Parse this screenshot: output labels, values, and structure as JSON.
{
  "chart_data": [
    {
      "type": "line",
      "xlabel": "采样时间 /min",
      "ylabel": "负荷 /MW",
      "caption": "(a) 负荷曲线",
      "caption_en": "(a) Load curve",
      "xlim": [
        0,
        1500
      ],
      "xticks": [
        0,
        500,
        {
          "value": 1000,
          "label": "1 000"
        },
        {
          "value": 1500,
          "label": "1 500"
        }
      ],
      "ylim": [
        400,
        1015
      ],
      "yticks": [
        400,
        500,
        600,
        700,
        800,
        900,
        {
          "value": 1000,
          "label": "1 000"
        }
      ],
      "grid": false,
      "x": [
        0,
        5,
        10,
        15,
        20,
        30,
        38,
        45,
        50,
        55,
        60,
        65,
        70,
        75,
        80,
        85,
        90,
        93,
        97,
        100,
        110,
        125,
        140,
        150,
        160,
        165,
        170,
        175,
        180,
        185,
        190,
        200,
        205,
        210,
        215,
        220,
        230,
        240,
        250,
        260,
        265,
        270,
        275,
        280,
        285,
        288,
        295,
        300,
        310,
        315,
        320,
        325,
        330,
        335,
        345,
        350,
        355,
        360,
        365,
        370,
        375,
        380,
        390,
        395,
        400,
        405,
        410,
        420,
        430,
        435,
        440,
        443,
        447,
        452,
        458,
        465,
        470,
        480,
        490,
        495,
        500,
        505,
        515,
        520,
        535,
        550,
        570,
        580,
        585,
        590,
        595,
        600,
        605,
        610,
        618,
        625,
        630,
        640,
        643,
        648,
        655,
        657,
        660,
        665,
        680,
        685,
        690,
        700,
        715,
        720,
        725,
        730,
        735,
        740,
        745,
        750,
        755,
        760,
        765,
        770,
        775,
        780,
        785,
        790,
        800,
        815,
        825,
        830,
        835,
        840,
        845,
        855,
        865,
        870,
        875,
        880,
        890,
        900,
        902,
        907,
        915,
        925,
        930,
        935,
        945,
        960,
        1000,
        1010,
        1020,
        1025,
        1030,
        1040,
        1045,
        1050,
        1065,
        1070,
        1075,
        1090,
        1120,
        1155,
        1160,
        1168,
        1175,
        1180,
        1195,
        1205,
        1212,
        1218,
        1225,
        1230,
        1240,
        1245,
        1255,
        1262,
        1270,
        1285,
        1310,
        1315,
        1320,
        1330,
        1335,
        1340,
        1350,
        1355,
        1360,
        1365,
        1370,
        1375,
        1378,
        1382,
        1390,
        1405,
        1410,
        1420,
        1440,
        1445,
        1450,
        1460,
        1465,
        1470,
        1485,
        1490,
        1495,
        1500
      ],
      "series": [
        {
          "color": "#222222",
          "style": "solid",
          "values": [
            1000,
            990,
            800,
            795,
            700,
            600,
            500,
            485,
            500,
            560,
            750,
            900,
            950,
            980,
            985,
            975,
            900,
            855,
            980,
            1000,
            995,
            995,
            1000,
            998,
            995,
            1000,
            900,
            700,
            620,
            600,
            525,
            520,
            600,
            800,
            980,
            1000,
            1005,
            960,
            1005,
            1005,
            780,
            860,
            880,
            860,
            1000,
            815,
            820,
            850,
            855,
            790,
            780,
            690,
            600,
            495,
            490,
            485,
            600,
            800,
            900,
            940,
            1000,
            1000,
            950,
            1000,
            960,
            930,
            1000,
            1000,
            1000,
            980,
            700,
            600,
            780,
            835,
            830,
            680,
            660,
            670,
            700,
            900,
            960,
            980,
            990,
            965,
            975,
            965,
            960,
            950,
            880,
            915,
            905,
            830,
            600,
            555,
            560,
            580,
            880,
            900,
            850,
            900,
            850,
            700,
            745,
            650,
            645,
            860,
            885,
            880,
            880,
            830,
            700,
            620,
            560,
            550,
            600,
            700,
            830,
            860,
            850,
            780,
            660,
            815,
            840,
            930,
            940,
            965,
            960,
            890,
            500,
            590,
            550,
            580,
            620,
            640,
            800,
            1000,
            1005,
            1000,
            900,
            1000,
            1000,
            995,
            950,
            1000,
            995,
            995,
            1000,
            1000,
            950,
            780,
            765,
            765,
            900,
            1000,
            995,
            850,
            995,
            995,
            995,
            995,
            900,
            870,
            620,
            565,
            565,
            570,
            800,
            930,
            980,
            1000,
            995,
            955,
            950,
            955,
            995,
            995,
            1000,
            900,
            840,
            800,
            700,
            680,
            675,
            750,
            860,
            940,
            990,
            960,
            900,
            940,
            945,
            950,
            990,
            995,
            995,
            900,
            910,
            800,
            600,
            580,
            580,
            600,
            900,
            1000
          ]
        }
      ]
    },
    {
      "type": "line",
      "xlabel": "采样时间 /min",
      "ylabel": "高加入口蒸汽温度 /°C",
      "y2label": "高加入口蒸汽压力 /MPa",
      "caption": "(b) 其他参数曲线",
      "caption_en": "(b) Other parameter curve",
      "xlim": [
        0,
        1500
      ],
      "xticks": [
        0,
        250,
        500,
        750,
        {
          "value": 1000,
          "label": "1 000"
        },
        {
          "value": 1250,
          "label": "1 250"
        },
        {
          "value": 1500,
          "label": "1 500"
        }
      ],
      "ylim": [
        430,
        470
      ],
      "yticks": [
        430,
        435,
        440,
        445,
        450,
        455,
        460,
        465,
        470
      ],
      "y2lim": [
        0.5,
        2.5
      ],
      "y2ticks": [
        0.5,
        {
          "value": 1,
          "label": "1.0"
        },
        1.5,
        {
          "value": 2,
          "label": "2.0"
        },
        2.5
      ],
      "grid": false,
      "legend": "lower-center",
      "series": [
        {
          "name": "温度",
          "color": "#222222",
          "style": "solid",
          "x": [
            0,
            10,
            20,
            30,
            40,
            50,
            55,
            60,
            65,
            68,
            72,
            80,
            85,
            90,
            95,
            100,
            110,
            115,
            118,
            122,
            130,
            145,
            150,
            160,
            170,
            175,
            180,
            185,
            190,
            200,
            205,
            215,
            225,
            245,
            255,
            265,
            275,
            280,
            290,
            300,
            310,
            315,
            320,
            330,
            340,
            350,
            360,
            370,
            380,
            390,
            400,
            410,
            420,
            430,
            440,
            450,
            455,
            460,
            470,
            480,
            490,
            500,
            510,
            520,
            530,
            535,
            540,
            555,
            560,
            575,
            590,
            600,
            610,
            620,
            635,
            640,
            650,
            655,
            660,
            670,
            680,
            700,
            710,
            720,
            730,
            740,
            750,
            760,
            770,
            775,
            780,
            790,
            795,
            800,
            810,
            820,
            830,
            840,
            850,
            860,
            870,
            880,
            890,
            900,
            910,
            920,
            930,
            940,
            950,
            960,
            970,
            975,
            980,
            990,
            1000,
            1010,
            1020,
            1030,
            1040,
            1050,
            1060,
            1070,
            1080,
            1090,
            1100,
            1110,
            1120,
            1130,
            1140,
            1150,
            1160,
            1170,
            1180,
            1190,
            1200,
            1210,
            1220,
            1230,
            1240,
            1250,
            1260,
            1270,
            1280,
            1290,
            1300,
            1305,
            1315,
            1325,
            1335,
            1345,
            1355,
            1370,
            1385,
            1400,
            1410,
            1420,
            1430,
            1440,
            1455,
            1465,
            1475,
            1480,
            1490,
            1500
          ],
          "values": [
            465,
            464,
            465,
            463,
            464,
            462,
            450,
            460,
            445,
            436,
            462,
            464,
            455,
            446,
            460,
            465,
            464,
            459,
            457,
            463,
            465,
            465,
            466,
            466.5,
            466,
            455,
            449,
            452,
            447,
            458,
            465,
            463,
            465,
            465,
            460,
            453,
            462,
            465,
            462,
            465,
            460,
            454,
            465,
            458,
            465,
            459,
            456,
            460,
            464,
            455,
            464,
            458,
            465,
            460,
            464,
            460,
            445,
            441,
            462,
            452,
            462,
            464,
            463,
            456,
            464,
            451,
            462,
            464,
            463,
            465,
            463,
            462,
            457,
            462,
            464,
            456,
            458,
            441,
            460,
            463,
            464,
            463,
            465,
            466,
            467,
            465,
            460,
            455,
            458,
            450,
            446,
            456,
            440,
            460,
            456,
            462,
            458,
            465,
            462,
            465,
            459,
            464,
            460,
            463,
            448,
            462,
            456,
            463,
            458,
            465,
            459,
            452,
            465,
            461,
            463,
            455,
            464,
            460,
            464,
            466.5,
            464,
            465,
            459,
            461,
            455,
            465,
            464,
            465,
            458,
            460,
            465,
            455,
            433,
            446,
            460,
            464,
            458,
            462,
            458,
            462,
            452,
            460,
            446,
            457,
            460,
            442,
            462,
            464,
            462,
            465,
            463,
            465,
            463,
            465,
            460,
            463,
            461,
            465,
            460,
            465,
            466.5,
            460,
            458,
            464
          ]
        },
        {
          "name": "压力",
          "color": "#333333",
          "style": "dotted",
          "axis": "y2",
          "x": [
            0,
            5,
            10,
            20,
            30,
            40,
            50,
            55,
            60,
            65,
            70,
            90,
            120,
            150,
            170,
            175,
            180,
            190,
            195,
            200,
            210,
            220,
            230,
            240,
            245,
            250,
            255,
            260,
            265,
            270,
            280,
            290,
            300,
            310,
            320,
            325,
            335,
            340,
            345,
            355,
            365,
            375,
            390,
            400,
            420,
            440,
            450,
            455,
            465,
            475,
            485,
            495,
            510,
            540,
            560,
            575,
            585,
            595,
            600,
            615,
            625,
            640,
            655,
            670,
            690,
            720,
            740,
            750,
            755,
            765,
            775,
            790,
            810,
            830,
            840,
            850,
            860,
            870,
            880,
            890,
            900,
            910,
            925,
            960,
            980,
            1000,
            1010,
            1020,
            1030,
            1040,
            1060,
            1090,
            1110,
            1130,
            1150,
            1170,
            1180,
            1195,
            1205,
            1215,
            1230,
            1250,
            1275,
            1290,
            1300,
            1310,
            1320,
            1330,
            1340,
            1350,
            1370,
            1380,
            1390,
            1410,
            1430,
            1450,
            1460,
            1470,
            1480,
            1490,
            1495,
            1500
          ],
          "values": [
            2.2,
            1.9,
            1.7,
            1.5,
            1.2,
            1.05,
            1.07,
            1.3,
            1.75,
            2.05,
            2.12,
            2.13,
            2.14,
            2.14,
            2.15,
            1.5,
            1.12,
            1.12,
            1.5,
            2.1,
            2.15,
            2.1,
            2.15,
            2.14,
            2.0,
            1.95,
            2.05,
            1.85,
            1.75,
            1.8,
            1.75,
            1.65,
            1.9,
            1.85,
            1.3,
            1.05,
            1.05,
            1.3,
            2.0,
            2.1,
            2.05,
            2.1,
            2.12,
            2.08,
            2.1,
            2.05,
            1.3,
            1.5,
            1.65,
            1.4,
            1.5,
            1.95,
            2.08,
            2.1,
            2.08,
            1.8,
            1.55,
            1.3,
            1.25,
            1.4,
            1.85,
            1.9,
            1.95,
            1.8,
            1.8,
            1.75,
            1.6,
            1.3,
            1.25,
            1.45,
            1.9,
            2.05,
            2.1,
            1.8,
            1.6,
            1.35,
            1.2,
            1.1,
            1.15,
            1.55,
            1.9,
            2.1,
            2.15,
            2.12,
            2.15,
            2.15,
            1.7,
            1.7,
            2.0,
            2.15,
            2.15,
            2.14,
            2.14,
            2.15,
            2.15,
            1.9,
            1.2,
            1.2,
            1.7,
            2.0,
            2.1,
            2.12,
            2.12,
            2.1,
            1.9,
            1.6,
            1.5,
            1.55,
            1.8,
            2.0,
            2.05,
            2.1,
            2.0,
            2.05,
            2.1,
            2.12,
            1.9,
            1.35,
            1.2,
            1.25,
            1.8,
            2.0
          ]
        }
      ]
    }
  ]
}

****************

WHAT IS EXPECTED:
Scan the data above; copy every line where "curve" appears.

EXPECTED ANSWER:
      "caption_en": "(a) Load curve",
      "caption_en": "(b) Other parameter curve",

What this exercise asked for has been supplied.